* Written instruction
State how many lines of the entries hold the string "werden", and output nothing but that count.

======== Data records

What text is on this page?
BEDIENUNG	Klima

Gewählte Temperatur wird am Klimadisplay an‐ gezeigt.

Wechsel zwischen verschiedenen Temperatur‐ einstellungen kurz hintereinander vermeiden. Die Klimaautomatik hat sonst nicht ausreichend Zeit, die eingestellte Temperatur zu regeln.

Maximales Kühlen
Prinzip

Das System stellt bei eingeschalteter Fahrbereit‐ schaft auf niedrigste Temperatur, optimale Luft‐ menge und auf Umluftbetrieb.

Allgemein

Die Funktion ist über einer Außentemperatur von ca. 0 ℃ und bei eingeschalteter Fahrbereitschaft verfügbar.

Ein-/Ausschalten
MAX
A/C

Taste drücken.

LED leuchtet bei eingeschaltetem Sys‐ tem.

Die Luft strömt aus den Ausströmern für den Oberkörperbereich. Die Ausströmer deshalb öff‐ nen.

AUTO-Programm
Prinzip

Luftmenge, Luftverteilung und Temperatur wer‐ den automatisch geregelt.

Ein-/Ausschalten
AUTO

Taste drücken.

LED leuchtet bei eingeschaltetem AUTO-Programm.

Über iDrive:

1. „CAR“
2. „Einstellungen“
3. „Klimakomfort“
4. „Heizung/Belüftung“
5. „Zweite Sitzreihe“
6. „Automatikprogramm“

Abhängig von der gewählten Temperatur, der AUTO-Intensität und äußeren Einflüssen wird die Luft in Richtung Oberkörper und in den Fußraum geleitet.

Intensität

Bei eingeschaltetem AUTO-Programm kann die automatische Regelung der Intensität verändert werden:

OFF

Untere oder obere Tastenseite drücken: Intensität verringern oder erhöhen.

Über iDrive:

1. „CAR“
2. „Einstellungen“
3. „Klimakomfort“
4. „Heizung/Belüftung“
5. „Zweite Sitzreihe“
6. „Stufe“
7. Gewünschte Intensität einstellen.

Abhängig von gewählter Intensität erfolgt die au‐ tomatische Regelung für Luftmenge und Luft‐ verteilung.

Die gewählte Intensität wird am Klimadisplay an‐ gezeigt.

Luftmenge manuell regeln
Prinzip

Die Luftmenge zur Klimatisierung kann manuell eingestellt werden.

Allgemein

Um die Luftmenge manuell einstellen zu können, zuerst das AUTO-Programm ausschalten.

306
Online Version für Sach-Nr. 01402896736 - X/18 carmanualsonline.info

================

* In response
2